▸ What is needed
Transcribe each line of the records below exactly, excluding any embedded images.

* START Data to process *

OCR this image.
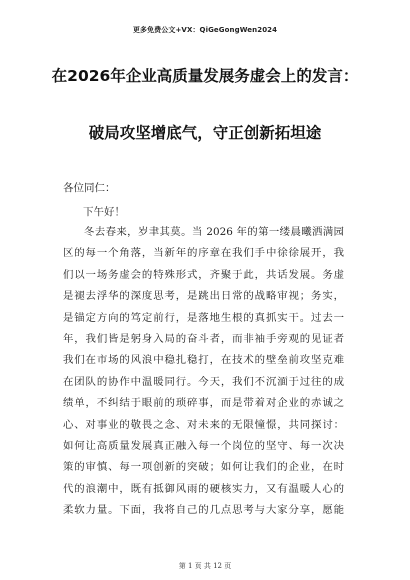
更多免费公文+VX：QiGeGongWen2024
在2026年企业高质量发展务虚会上的发言：
破局攻坚增底气，守正创新拓坦途
各位同仁：
下午好！
冬去春来，岁聿其莫。当 2026 年的第一缕晨曦洒满园
区的每一个角落，当新年的序章在我们手中徐徐展开，我
们以一场务虚会的特殊形式，齐聚于此，共话发展。务虚
是褪去浮华的深度思考，是跳出日常的战略审视；务实，
是锚定方向的笃定前行，是落地生根的真抓实干。过去一
年，我们皆是躬身入局的奋斗者，而非袖手旁观的见证者
我们在市场的风浪中稳扎稳打，在技术的壁垒前攻坚克难
在团队的协作中温暖同行。今天，我们不沉湎于过往的成
绩单，不纠结于眼前的琐碎事，而是带着对企业的赤诚之
心、对事业的敬畏之念、对未来的无限憧憬，共同探讨：
如何让高质量发展真正融入每一个岗位的坚守、每一次决
策的审慎、每一项创新的突破；如何让我们的企业，在时
代的浪潮中，既有抵御风雨的硬核实力，又有温暖人心的
柔软力量。下面，我将自己的几点思考与大家分享，愿能
第 1 页 共 12 页
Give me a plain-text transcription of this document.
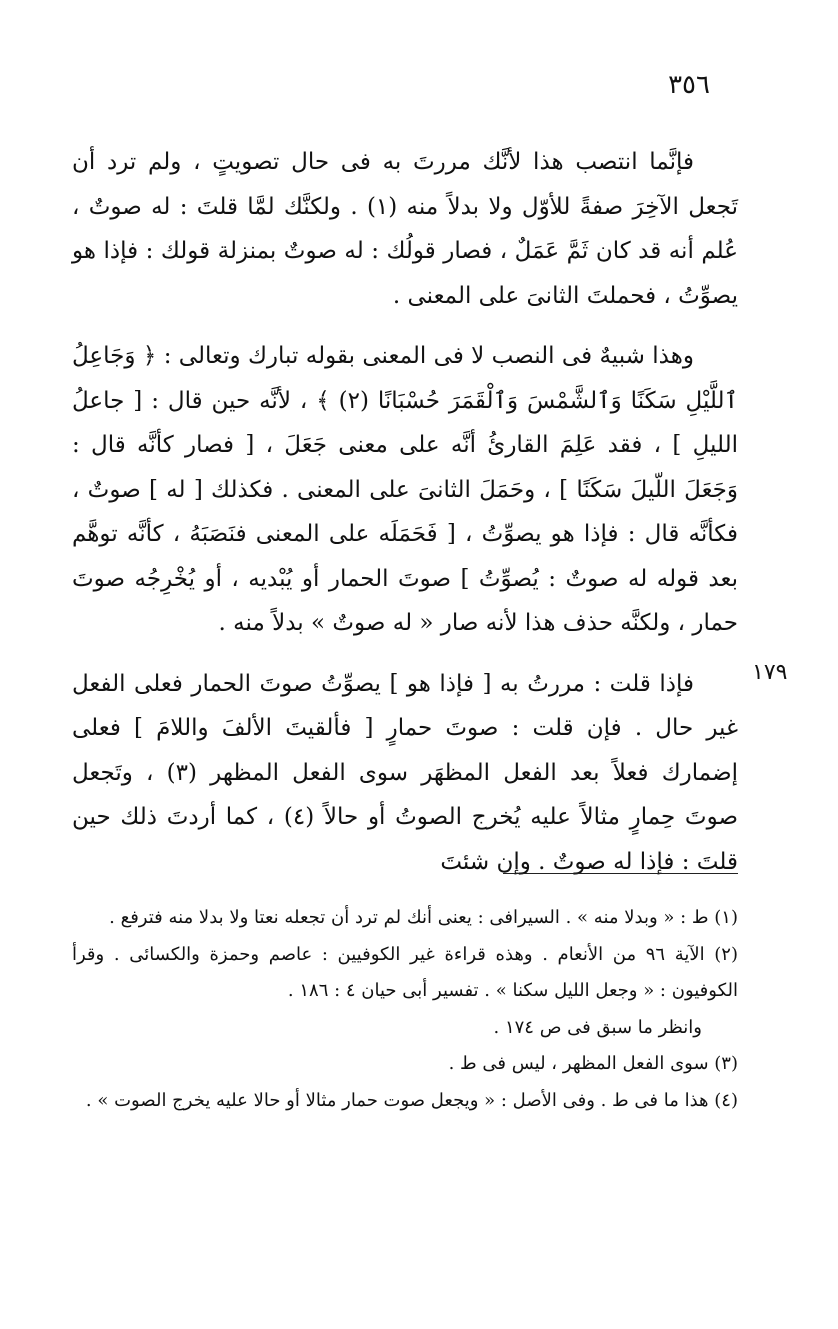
٣٥٦

فإنَّما انتصب هذا لأنَّك مررتَ به فى حال تصويتٍ ، ولم ترد أن تَجعل الآخِرَ صفةً للأوّل ولا بدلاً منه (١) . ولكنَّك لمَّا قلتَ : له صوتٌ ، عُلم أنه قد كان ثَمَّ عَمَلٌ ، فصار قولُك : له صوتٌ بمنزلة قولك : فإذا هو يصوِّتُ ، فحملتَ الثانىَ على المعنى .

وهذا شبيهٌ فى النصب لا فى المعنى بقوله تبارك وتعالى : ﴿ وَجَاعِلُ ٱللَّيْلِ سَكَنًا وَٱلشَّمْسَ وَٱلْقَمَرَ حُسْبَانًا (٢) ﴾ ، لأنَّه حين قال : [ جاعلُ الليلِ ] ، فقد عَلِمَ القارئُ أنَّه على معنى جَعَلَ ، [ فصار كأنَّه قال : وَجَعَلَ اللّيلَ سَكَنًا ] ، وحَمَلَ الثانىَ على المعنى . فكذلك [ له ] صوتٌ ، فكأنَّه قال : فإذا هو يصوِّتُ ، [ فَحَمَلَه على المعنى فنَصَبَهُ ، كأنَّه توهَّم بعد قوله له صوتٌ : يُصوِّتُ ] صوتَ الحمار أو يُبْديه ، أو يُخْرِجُه صوتَ حمار ، ولكنَّه حذف هذا لأنه صار « له صوتٌ » بدلاً منه .

فإذا قلت : مررتُ به [ فإذا هو ] يصوِّتُ صوتَ الحمار فعلى الفعل غير حال . فإن قلت : صوتَ حمارٍ [ فألقيتَ الألفَ واللامَ ] فعلى إضمارك فعلاً بعد الفعل المظهَر سوى الفعل المظهر (٣) ، وتَجعل صوتَ حِمارٍ مثالاً عليه يُخرج الصوتُ أو حالاً (٤) ، كما أردتَ ذلك حين قلتَ : فإذا له صوتٌ . وإن شئتَ

١٧٩

(١) ط : « وبدلا منه » . السيرافى : يعنى أنك لم ترد أن تجعله نعتا ولا بدلا منه فترفع .

(٢) الآية ٩٦ من الأنعام . وهذه قراءة غير الكوفيين : عاصم وحمزة والكسائى . وقرأ الكوفيون : « وجعل الليل سكنا » . تفسير أبى حيان ٤ : ١٨٦ .

وانظر ما سبق فى ص ١٧٤ .

(٣) سوى الفعل المظهر ، ليس فى ط .

(٤) هذا ما فى ط . وفى الأصل : « ويجعل صوت حمار مثالا أو حالا عليه يخرج الصوت » .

* END Data to process *

▸ Solution to this problem
OCR this image.
更多免费公文+VX：QiGeGongWen2024
在2026年企业高质量发展务虚会上的发言：
破局攻坚增底气，守正创新拓坦途
各位同仁：
下午好！
冬去春来，岁聿其莫。当 2026 年的第一缕晨曦洒满园
区的每一个角落，当新年的序章在我们手中徐徐展开，我
们以一场务虚会的特殊形式，齐聚于此，共话发展。务虚
是褪去浮华的深度思考，是跳出日常的战略审视；务实，
是锚定方向的笃定前行，是落地生根的真抓实干。过去一
年，我们皆是躬身入局的奋斗者，而非袖手旁观的见证者
我们在市场的风浪中稳扎稳打，在技术的壁垒前攻坚克难
在团队的协作中温暖同行。今天，我们不沉湎于过往的成
绩单，不纠结于眼前的琐碎事，而是带着对企业的赤诚之
心、对事业的敬畏之念、对未来的无限憧憬，共同探讨：
如何让高质量发展真正融入每一个岗位的坚守、每一次决
策的审慎、每一项创新的突破；如何让我们的企业，在时
代的浪潮中，既有抵御风雨的硬核实力，又有温暖人心的
柔软力量。下面，我将自己的几点思考与大家分享，愿能
第 1 页 共 12 页
Give me a plain-text transcription of this document.
٣٥٦

فإنَّما انتصب هذا لأنَّك مررتَ به فى حال تصويتٍ ، ولم ترد أن تَجعل الآخِرَ صفةً للأوّل ولا بدلاً منه (١) . ولكنَّك لمَّا قلتَ : له صوتٌ ، عُلم أنه قد كان ثَمَّ عَمَلٌ ، فصار قولُك : له صوتٌ بمنزلة قولك : فإذا هو يصوِّتُ ، فحملتَ الثانىَ على المعنى .

وهذا شبيهٌ فى النصب لا فى المعنى بقوله تبارك وتعالى : ﴿ وَجَاعِلُ ٱللَّيْلِ سَكَنًا وَٱلشَّمْسَ وَٱلْقَمَرَ حُسْبَانًا (٢) ﴾ ، لأنَّه حين قال : [ جاعلُ الليلِ ] ، فقد عَلِمَ القارئُ أنَّه على معنى جَعَلَ ، [ فصار كأنَّه قال : وَجَعَلَ اللّيلَ سَكَنًا ] ، وحَمَلَ الثانىَ على المعنى . فكذلك [ له ] صوتٌ ، فكأنَّه قال : فإذا هو يصوِّتُ ، [ فَحَمَلَه على المعنى فنَصَبَهُ ، كأنَّه توهَّم بعد قوله له صوتٌ : يُصوِّتُ ] صوتَ الحمار أو يُبْديه ، أو يُخْرِجُه صوتَ حمار ، ولكنَّه حذف هذا لأنه صار « له صوتٌ » بدلاً منه .

فإذا قلت : مررتُ به [ فإذا هو ] يصوِّتُ صوتَ الحمار فعلى الفعل غير حال . فإن قلت : صوتَ حمارٍ [ فألقيتَ الألفَ واللامَ ] فعلى إضمارك فعلاً بعد الفعل المظهَر سوى الفعل المظهر (٣) ، وتَجعل صوتَ حِمارٍ مثالاً عليه يُخرج الصوتُ أو حالاً (٤) ، كما أردتَ ذلك حين قلتَ : فإذا له صوتٌ . وإن شئتَ

١٧٩

(١) ط : « وبدلا منه » . السيرافى : يعنى أنك لم ترد أن تجعله نعتا ولا بدلا منه فترفع .

(٢) الآية ٩٦ من الأنعام . وهذه قراءة غير الكوفيين : عاصم وحمزة والكسائى . وقرأ الكوفيون : « وجعل الليل سكنا » . تفسير أبى حيان ٤ : ١٨٦ .

وانظر ما سبق فى ص ١٧٤ .

(٣) سوى الفعل المظهر ، ليس فى ط .

(٤) هذا ما فى ط . وفى الأصل : « ويجعل صوت حمار مثالا أو حالا عليه يخرج الصوت » .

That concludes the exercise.